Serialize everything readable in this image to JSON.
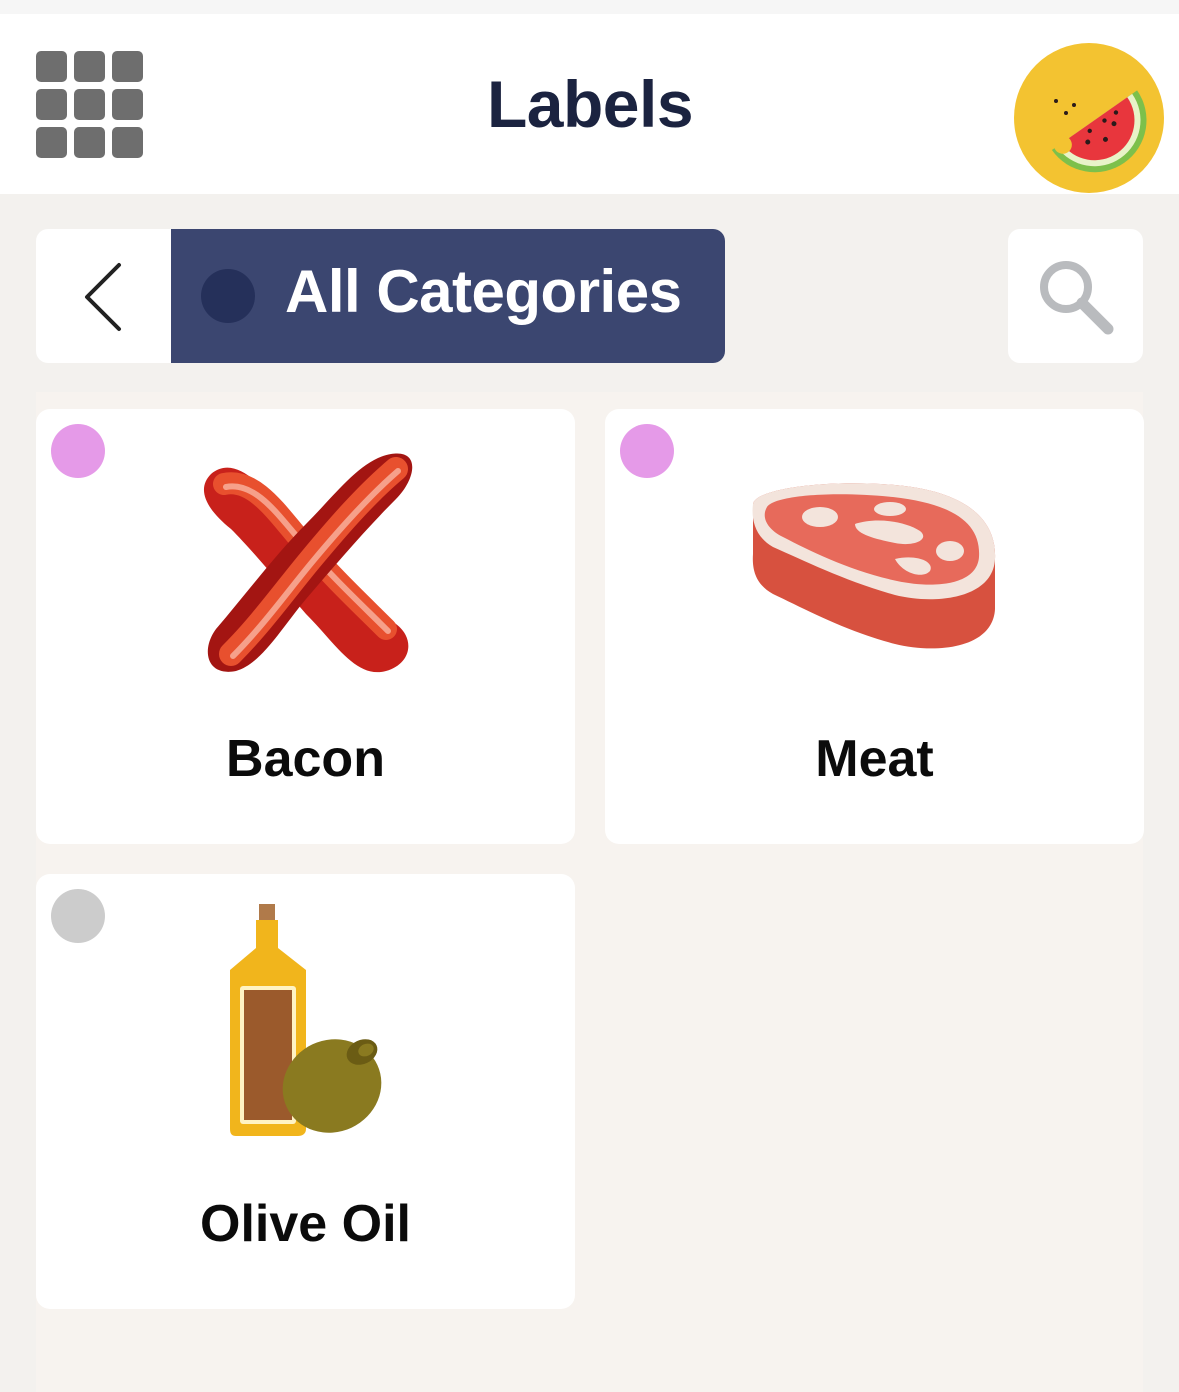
{
  "header": {
    "title": "Labels",
    "menu_icon": "grid-menu-icon",
    "avatar_icon": "watermelon-icon"
  },
  "toolbar": {
    "back_icon": "chevron-left-icon",
    "category_label": "All Categories",
    "search_icon": "search-icon"
  },
  "items": [
    {
      "label": "Bacon",
      "icon": "bacon-icon",
      "dot_color": "#e59ae8"
    },
    {
      "label": "Meat",
      "icon": "steak-icon",
      "dot_color": "#e59ae8"
    },
    {
      "label": "Olive Oil",
      "icon": "olive-oil-icon",
      "dot_color": "#cccccc"
    }
  ],
  "colors": {
    "header_bg": "#ffffff",
    "page_bg": "#f3f1ee",
    "pill_bg": "#3b4670",
    "title_color": "#1b2340",
    "avatar_bg": "#f3c331"
  }
}
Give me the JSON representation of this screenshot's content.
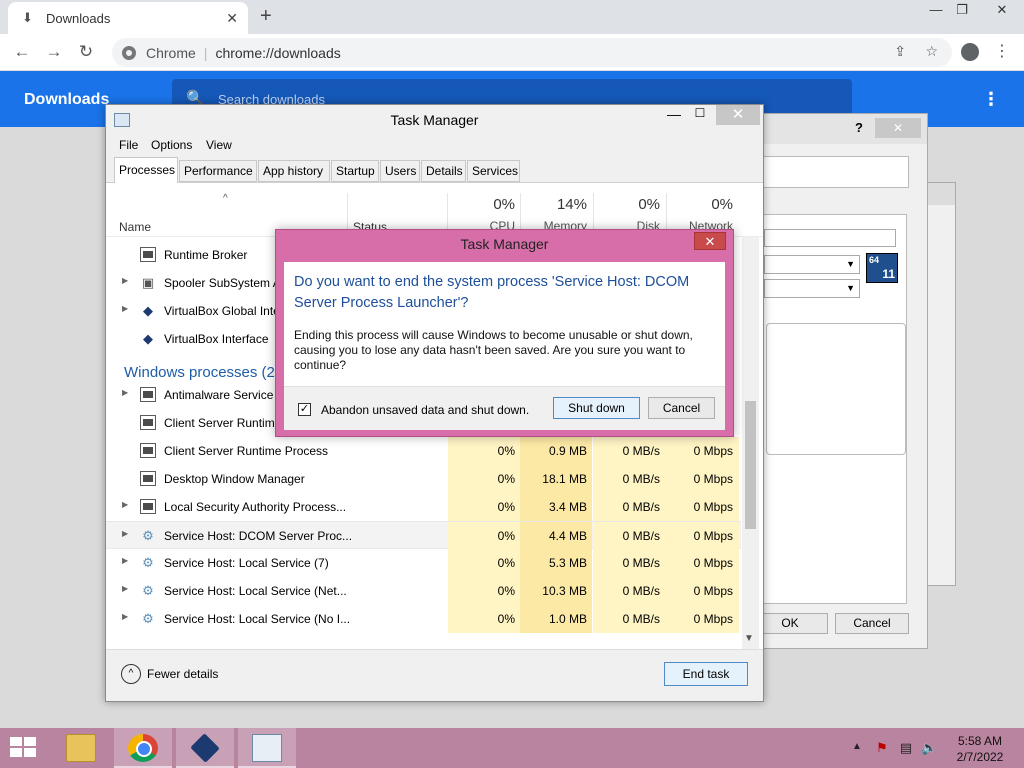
{
  "chrome": {
    "tab_title": "Downloads",
    "tab_close": "✕",
    "new_tab": "+",
    "site_name": "Chrome",
    "url": "chrome://downloads",
    "page_title": "Downloads",
    "search_placeholder": "Search downloads",
    "menu_glyph": "⋮"
  },
  "icons": {
    "download": "⬇",
    "back": "←",
    "forward": "→",
    "reload": "↻",
    "share": "⇪",
    "star": "☆",
    "menu": "⋮",
    "search": "🔍",
    "minimize": "—",
    "restore": "❐",
    "close": "✕"
  },
  "background_dialog": {
    "help": "?",
    "close": "✕",
    "badge_top": "64",
    "badge_num": "11",
    "ok_label": "OK",
    "cancel_label": "Cancel"
  },
  "task_manager": {
    "title": "Task Manager",
    "min": "—",
    "max": "☐",
    "close": "✕",
    "menu": [
      "File",
      "Options",
      "View"
    ],
    "tabs": [
      "Processes",
      "Performance",
      "App history",
      "Startup",
      "Users",
      "Details",
      "Services"
    ],
    "active_tab": "Processes",
    "columns": {
      "name": "Name",
      "status": "Status",
      "cpu_pct": "0%",
      "cpu": "CPU",
      "memory_pct": "14%",
      "memory": "Memory",
      "disk_pct": "0%",
      "disk": "Disk",
      "network_pct": "0%",
      "network": "Network"
    },
    "group_header": "Windows processes (2",
    "processes": [
      {
        "name": "Runtime Broker",
        "icon": "window-icon",
        "expand": false
      },
      {
        "name": "Spooler SubSystem A",
        "icon": "printer-icon",
        "expand": true
      },
      {
        "name": "VirtualBox Global Inte",
        "icon": "virtualbox-icon",
        "expand": true
      },
      {
        "name": "VirtualBox Interface",
        "icon": "virtualbox-icon",
        "expand": false
      },
      {
        "name": "Antimalware Service E",
        "icon": "window-icon",
        "expand": true
      },
      {
        "name": "Client Server Runtime",
        "icon": "window-icon",
        "expand": false
      },
      {
        "name": "Client Server Runtime Process",
        "icon": "window-icon",
        "expand": false,
        "cpu": "0%",
        "memory": "0.9 MB",
        "disk": "0 MB/s",
        "network": "0 Mbps"
      },
      {
        "name": "Desktop Window Manager",
        "icon": "window-icon",
        "expand": false,
        "cpu": "0%",
        "memory": "18.1 MB",
        "disk": "0 MB/s",
        "network": "0 Mbps"
      },
      {
        "name": "Local Security Authority Process...",
        "icon": "window-icon",
        "expand": true,
        "cpu": "0%",
        "memory": "3.4 MB",
        "disk": "0 MB/s",
        "network": "0 Mbps"
      },
      {
        "name": "Service Host: DCOM Server Proc...",
        "icon": "gear-icon",
        "expand": true,
        "selected": true,
        "cpu": "0%",
        "memory": "4.4 MB",
        "disk": "0 MB/s",
        "network": "0 Mbps"
      },
      {
        "name": "Service Host: Local Service (7)",
        "icon": "gear-icon",
        "expand": true,
        "cpu": "0%",
        "memory": "5.3 MB",
        "disk": "0 MB/s",
        "network": "0 Mbps"
      },
      {
        "name": "Service Host: Local Service (Net...",
        "icon": "gear-icon",
        "expand": true,
        "cpu": "0%",
        "memory": "10.3 MB",
        "disk": "0 MB/s",
        "network": "0 Mbps"
      },
      {
        "name": "Service Host: Local Service (No I...",
        "icon": "gear-icon",
        "expand": true,
        "cpu": "0%",
        "memory": "1.0 MB",
        "disk": "0 MB/s",
        "network": "0 Mbps"
      }
    ],
    "fewer_details": "Fewer details",
    "end_task": "End task"
  },
  "confirm_dialog": {
    "title": "Task Manager",
    "close": "✕",
    "heading": "Do you want to end the system process 'Service Host: DCOM Server Process Launcher'?",
    "body": "Ending this process will cause Windows to become unusable or shut down, causing you to lose any data hasn't been saved. Are you sure you want to continue?",
    "checkbox_label": "Abandon unsaved data and shut down.",
    "checkbox_checked": true,
    "checkmark": "✓",
    "shutdown_label": "Shut down",
    "cancel_label": "Cancel"
  },
  "taskbar": {
    "tray_chevron": "▲",
    "time": "5:58 AM",
    "date": "2/7/2022"
  },
  "colors": {
    "chrome_blue": "#1a73e8",
    "dialog_frame": "#d76ea9",
    "taskbar": "#b9849f",
    "metric_highlight": "#fff4c4"
  }
}
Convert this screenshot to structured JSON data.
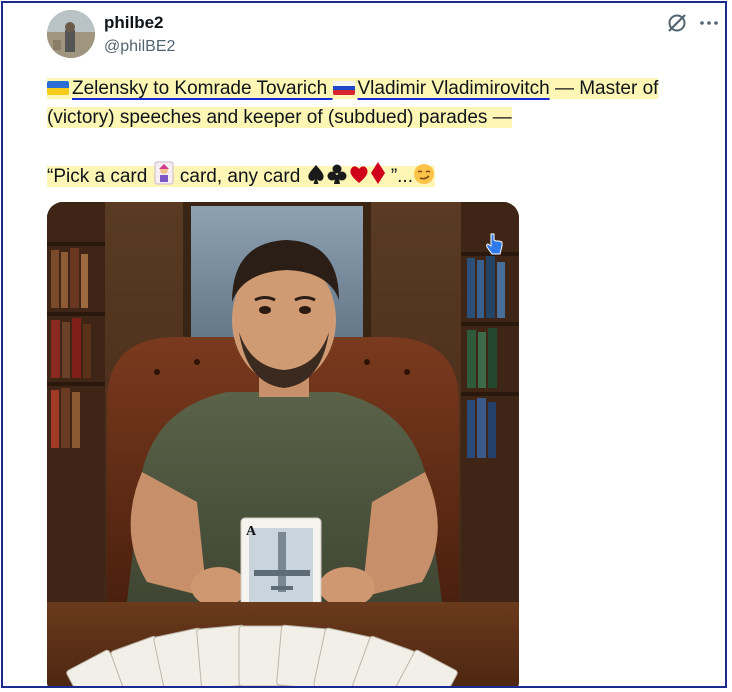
{
  "author": {
    "display_name": "philbe2",
    "handle": "@philBE2"
  },
  "tweet": {
    "line1": {
      "part1": "Zelensky to Komrade Tovarich ",
      "part2": "Vladimir Vladimirovitch",
      "part3": " — Master of"
    },
    "line2": "(victory) speeches and keeper of (subdued) parades —",
    "line3": {
      "part1": "“Pick a card ",
      "part2": " card, any card ",
      "part3": " ”..."
    }
  },
  "card": {
    "rank": "A"
  },
  "icons": [
    "grok-icon",
    "more-icon",
    "ukraine-flag-icon",
    "russia-flag-icon",
    "joker-icon",
    "spade-icon",
    "club-icon",
    "heart-icon",
    "diamond-icon",
    "smirk-emoji-icon",
    "cursor-hand-icon"
  ],
  "colors": {
    "highlight": "#fdf6b5",
    "underline": "#1a2ad8",
    "frame": "#1b2a8f",
    "heart": "#d0021b"
  }
}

---

■ Written exercise ■
Pick out the lines above containing the word "want", then copy them.

■ Answer ■
    "heading": "Do you want to end the system process 'Service Host: DCOM Server Process Launcher'?",
    "body": "Ending this process will cause Windows to become unusable or shut down, causing you to lose any data hasn't been saved. Are you sure you want to continue?",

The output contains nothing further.